**Exercise details**
From the listing below, extract each line containing the string "Chance".

(Records that describe figures)
——————————

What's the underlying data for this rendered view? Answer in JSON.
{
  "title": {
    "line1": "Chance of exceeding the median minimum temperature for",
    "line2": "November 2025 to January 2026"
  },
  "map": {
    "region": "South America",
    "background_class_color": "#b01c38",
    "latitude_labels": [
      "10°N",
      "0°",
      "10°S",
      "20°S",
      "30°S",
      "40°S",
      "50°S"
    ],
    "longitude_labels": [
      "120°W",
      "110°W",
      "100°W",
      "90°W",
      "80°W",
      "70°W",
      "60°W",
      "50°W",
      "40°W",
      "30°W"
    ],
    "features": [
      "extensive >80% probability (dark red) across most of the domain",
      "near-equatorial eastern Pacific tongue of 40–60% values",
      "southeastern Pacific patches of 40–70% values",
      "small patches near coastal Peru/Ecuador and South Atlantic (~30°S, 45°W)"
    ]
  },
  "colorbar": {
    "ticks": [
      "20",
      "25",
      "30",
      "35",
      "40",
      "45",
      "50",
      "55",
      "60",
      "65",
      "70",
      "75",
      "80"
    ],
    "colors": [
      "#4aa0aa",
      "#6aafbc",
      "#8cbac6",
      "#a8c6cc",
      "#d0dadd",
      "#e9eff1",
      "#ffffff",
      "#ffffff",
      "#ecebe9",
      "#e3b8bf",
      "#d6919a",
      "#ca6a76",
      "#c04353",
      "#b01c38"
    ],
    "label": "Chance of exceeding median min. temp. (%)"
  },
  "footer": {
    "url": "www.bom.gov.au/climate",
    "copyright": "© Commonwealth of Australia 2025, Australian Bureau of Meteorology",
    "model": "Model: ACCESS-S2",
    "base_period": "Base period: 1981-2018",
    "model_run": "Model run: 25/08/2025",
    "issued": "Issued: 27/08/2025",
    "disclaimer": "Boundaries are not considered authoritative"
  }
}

——————————

**Output**
    "line1": "Chance of exceeding the median minimum temperature for",
    "label": "Chance of exceeding median min. temp. (%)"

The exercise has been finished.